**Set exercise**. Extract every row from the one containing "x-tick-label: 31.12.2023 <box>201" down to the one containing "group-label: Depozita në Valutë", both included, and reproduce each unchanged.

**Excerpted records**.
-------

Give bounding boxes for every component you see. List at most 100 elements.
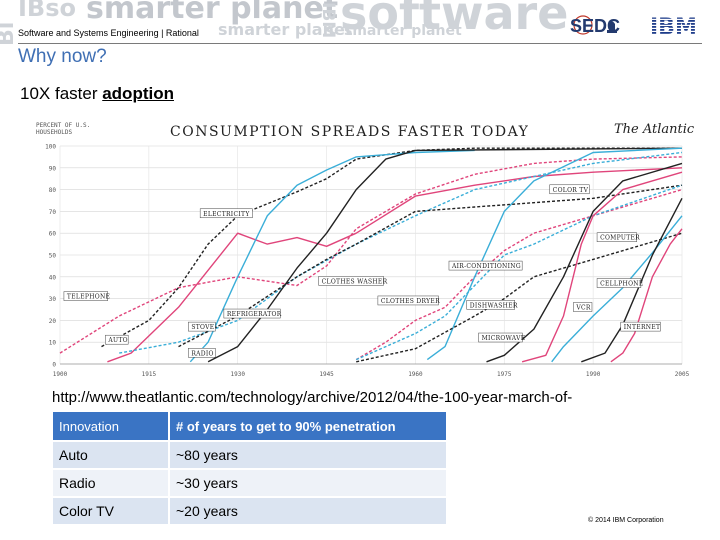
series-line-color-tv	[426, 147, 683, 361]
table-header-row: Innovation # of years to get to 90% pene…	[53, 412, 446, 440]
x-tick-label: 1990	[586, 371, 601, 378]
series-label-box	[448, 260, 523, 271]
series-line-clothes-washer	[178, 184, 683, 348]
copyright-notice: © 2014 IBM Corporation	[588, 517, 664, 524]
series-label-box	[377, 295, 439, 306]
series-label: RADIO	[191, 350, 213, 357]
series-line-vcr	[521, 171, 683, 363]
x-tick-label: 1975	[497, 371, 512, 378]
series-label: STOVE	[191, 324, 214, 331]
x-tick-label: 2005	[675, 371, 690, 378]
y-tick-label: 50	[49, 253, 57, 260]
y-tick-label: 90	[49, 165, 57, 172]
watermark-fragment: Bl	[0, 21, 19, 44]
x-tick-label: 1960	[408, 371, 423, 378]
table-cell: ~20 years	[170, 498, 446, 524]
series-label: CLOTHES DRYER	[381, 298, 440, 305]
watermark-smarter-planet: smarter planet	[86, 0, 339, 26]
x-tick-label: 1945	[319, 371, 334, 378]
series-line-microwave	[486, 162, 683, 363]
column-header-innovation: Innovation	[53, 412, 168, 440]
series-line-dishwasher	[356, 232, 683, 363]
series-label-box	[549, 184, 590, 195]
watermark-ibm: IBM	[318, 2, 338, 39]
subtitle-emphasis: adoption	[102, 84, 174, 103]
table-cell: Color TV	[53, 498, 168, 524]
y-tick-label: 30	[49, 296, 57, 303]
x-tick-label: 1900	[53, 371, 68, 378]
x-tick-label: 1915	[142, 371, 157, 378]
y-tick-label: 100	[45, 144, 56, 151]
series-label-box	[596, 278, 642, 288]
table-cell: Radio	[53, 470, 168, 496]
series-label-box	[318, 276, 384, 286]
series-label-box	[188, 348, 216, 358]
sedc-logo: SEDC	[570, 12, 626, 42]
series-label-box	[188, 321, 216, 332]
consumption-chart: 0 10 20 30 40 50 60 70 80 90 100 1900 1915 1930 1945 19…	[45, 144, 690, 379]
ibm-logo: IBM	[650, 14, 700, 40]
series-label-box	[466, 300, 515, 310]
series-label-box	[596, 232, 637, 242]
ibm-logo-icon: IBM	[650, 15, 697, 40]
atlantic-logo: The Atlantic	[614, 122, 695, 137]
table-cell: ~30 years	[170, 470, 446, 496]
column-header-years: # of years to get to 90% penetration	[170, 412, 446, 440]
series-label: CELLPHONE	[600, 281, 643, 288]
header-divider	[18, 43, 702, 44]
series-label: INTERNET	[624, 324, 661, 331]
slide-title: Why now?	[18, 46, 107, 67]
series-label-box	[63, 291, 108, 301]
series-label: VCR	[575, 305, 591, 312]
chart-ylabel: PERCENT OF U.S. HOUSEHOLDS	[36, 122, 91, 136]
series-label: AIR-CONDITIONING	[451, 263, 521, 270]
series-label-box	[478, 332, 523, 343]
series-label: COLOR TV	[553, 187, 589, 194]
watermark-software: software	[340, 0, 569, 40]
y-tick-label: 10	[49, 340, 57, 347]
division-label: Software and Systems Engineering | Ratio…	[18, 28, 199, 38]
series-label-box	[199, 208, 253, 219]
svg-text:IBM: IBM	[650, 15, 697, 38]
capitol-dome-icon	[573, 15, 617, 35]
series-label: ELECTRICITY	[203, 211, 250, 218]
series-line-internet	[610, 228, 683, 363]
series-line-radio	[189, 149, 475, 363]
series-label: COMPUTER	[600, 235, 640, 242]
series-line-electricity	[101, 147, 682, 348]
series-label-box	[223, 308, 281, 319]
table-cell: Auto	[53, 442, 168, 468]
table-row: Radio ~30 years	[53, 470, 446, 496]
watermark-smarter-planet-small: smarter planet	[218, 20, 353, 39]
series-line-refrigerator	[207, 147, 683, 363]
series-label-box	[620, 321, 661, 332]
y-tick-label: 70	[49, 209, 57, 216]
series-label: CLOTHES WASHER	[322, 278, 388, 285]
series-label: TELEPHONE	[67, 294, 110, 301]
sedc-logo-text: SEDC	[570, 16, 621, 36]
y-tick-label: 40	[49, 274, 57, 281]
subtitle-prefix: 10X faster	[20, 84, 103, 103]
table-cell: ~80 years	[170, 442, 446, 468]
series-label-box	[105, 334, 129, 345]
series-label: REFRIGERATOR	[227, 311, 282, 318]
watermark-smarter-planet-small: smarter planet	[344, 23, 462, 39]
penetration-table: Innovation # of years to get to 90% pene…	[51, 410, 448, 526]
slide-subtitle: 10X faster adoption	[20, 84, 174, 104]
series-label-box	[573, 302, 593, 312]
y-tick-label: 60	[49, 231, 57, 238]
x-tick-label: 1930	[230, 371, 245, 378]
series-label: DISHWASHER	[470, 302, 518, 309]
source-url[interactable]: http://www.theatlantic.com/technology/ar…	[52, 389, 573, 406]
series-label: MICROWAVE	[482, 335, 526, 342]
y-tick-label: 0	[52, 362, 56, 369]
series-line-air-conditioning	[355, 184, 683, 361]
chart-title: CONSUMPTION SPREADS FASTER TODAY	[170, 124, 530, 140]
series-label: AUTO	[107, 337, 128, 344]
header-banner: Bl IBso smarter planet smarter planet IB…	[0, 0, 720, 44]
y-tick-label: 80	[49, 187, 57, 194]
watermark-fragment: IBso	[18, 0, 76, 22]
table-row: Auto ~80 years	[53, 442, 446, 468]
table-row: Color TV ~20 years	[53, 498, 446, 524]
y-tick-label: 20	[49, 318, 57, 325]
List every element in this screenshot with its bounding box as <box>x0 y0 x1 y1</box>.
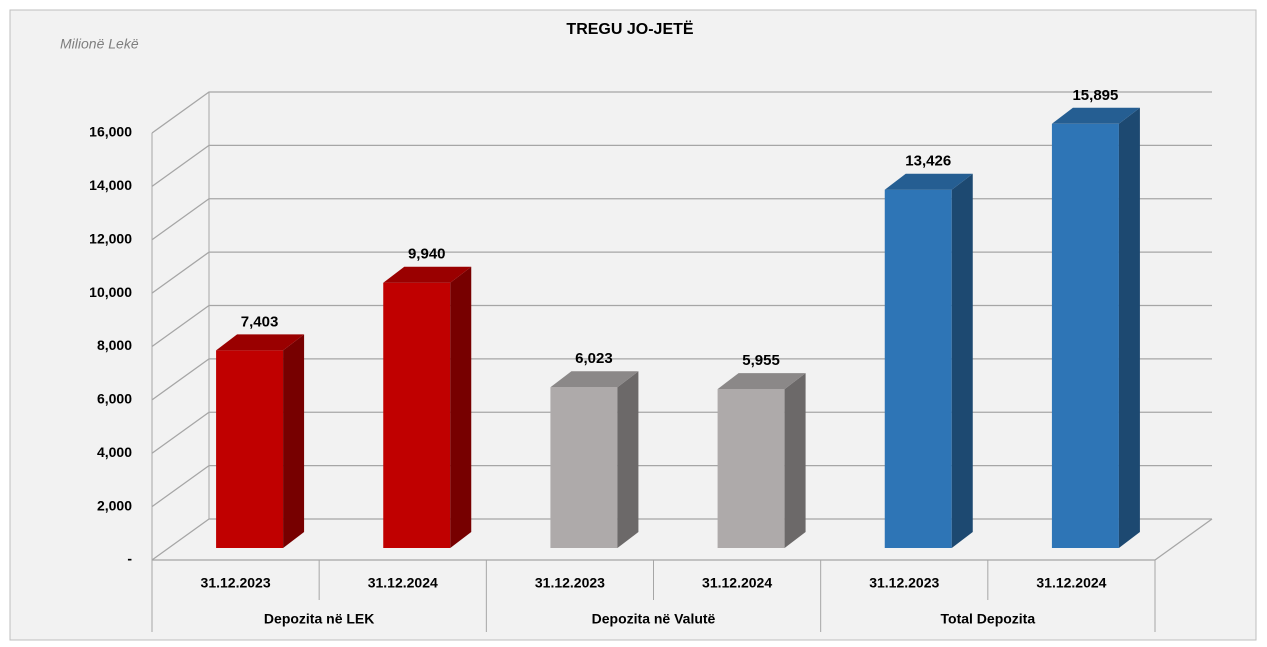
x-tick-label: 31.12.2023 <box>201 575 271 591</box>
bar-top <box>717 373 806 390</box>
y-tick-label: 8,000 <box>97 337 132 353</box>
group-label: Depozita në LEK <box>264 611 374 627</box>
bar <box>550 387 618 548</box>
y-tick-label: - <box>127 551 132 567</box>
group-label: Total Depozita <box>941 611 1036 627</box>
data-label: 13,426 <box>905 153 951 170</box>
chart-title: TREGU JO-JETË <box>566 20 693 38</box>
bar <box>884 189 952 549</box>
bar <box>717 389 785 548</box>
y-tick-label: 6,000 <box>97 391 132 407</box>
bar <box>383 282 451 548</box>
bar <box>1051 123 1119 548</box>
x-tick-label: 31.12.2024 <box>1036 575 1106 591</box>
bar-side <box>617 371 639 548</box>
bar-top <box>383 266 472 283</box>
bar-side <box>450 266 472 548</box>
bar-side <box>951 173 973 549</box>
x-tick-label: 31.12.2024 <box>368 575 438 591</box>
bar-top <box>884 173 973 190</box>
y-tick-label: 4,000 <box>97 444 132 460</box>
bar-top <box>550 371 639 388</box>
bar-top <box>216 334 305 351</box>
x-tick-label: 31.12.2023 <box>535 575 605 591</box>
x-tick-label: 31.12.2024 <box>702 575 772 591</box>
bar <box>216 350 284 548</box>
data-label: 9,940 <box>408 246 446 263</box>
y-tick-label: 2,000 <box>97 497 132 513</box>
bar-side <box>1118 107 1140 548</box>
y-tick-label: 10,000 <box>89 284 132 300</box>
data-label: 6,023 <box>575 350 613 367</box>
data-label: 7,403 <box>241 313 279 330</box>
y-tick-label: 14,000 <box>89 177 132 193</box>
unit-label: Milionë Lekë <box>60 36 139 52</box>
y-tick-label: 16,000 <box>89 124 132 140</box>
data-label: 15,895 <box>1072 87 1118 104</box>
bar-side <box>784 373 806 548</box>
bar-top <box>1051 107 1140 124</box>
y-tick-label: 12,000 <box>89 230 132 246</box>
bar-side <box>283 334 305 548</box>
data-label: 5,955 <box>742 352 780 369</box>
group-label: Depozita në Valutë <box>592 611 716 627</box>
x-tick-label: 31.12.2023 <box>869 575 939 591</box>
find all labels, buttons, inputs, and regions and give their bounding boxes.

-------

**Response**.
x-tick-label: 31.12.2023 <box>201 575 271 591</box>
bar-top <box>717 373 806 390</box>
y-tick-label: 8,000 <box>97 337 132 353</box>
group-label: Depozita në LEK <box>264 611 374 627</box>
bar <box>550 387 618 548</box>
y-tick-label: - <box>127 551 132 567</box>
group-label: Total Depozita <box>941 611 1036 627</box>
data-label: 13,426 <box>905 153 951 170</box>
chart-title: TREGU JO-JETË <box>566 20 693 38</box>
bar <box>884 189 952 549</box>
bar <box>717 389 785 548</box>
y-tick-label: 6,000 <box>97 391 132 407</box>
bar <box>383 282 451 548</box>
bar <box>1051 123 1119 548</box>
x-tick-label: 31.12.2024 <box>1036 575 1106 591</box>
bar-side <box>617 371 639 548</box>
bar-top <box>383 266 472 283</box>
bar-side <box>450 266 472 548</box>
bar-side <box>951 173 973 549</box>
x-tick-label: 31.12.2024 <box>368 575 438 591</box>
bar-top <box>884 173 973 190</box>
y-tick-label: 4,000 <box>97 444 132 460</box>
bar-top <box>550 371 639 388</box>
bar-top <box>216 334 305 351</box>
x-tick-label: 31.12.2023 <box>535 575 605 591</box>
x-tick-label: 31.12.2024 <box>702 575 772 591</box>
bar <box>216 350 284 548</box>
data-label: 9,940 <box>408 246 446 263</box>
y-tick-label: 2,000 <box>97 497 132 513</box>
bar-side <box>1118 107 1140 548</box>
y-tick-label: 10,000 <box>89 284 132 300</box>
data-label: 6,023 <box>575 350 613 367</box>
data-label: 7,403 <box>241 313 279 330</box>
y-tick-label: 14,000 <box>89 177 132 193</box>
unit-label: Milionë Lekë <box>60 36 139 52</box>
y-tick-label: 16,000 <box>89 124 132 140</box>
data-label: 15,895 <box>1072 87 1118 104</box>
bar-side <box>784 373 806 548</box>
bar-top <box>1051 107 1140 124</box>
y-tick-label: 12,000 <box>89 230 132 246</box>
bar-side <box>283 334 305 548</box>
data-label: 5,955 <box>742 352 780 369</box>
group-label: Depozita në Valutë <box>592 611 716 627</box>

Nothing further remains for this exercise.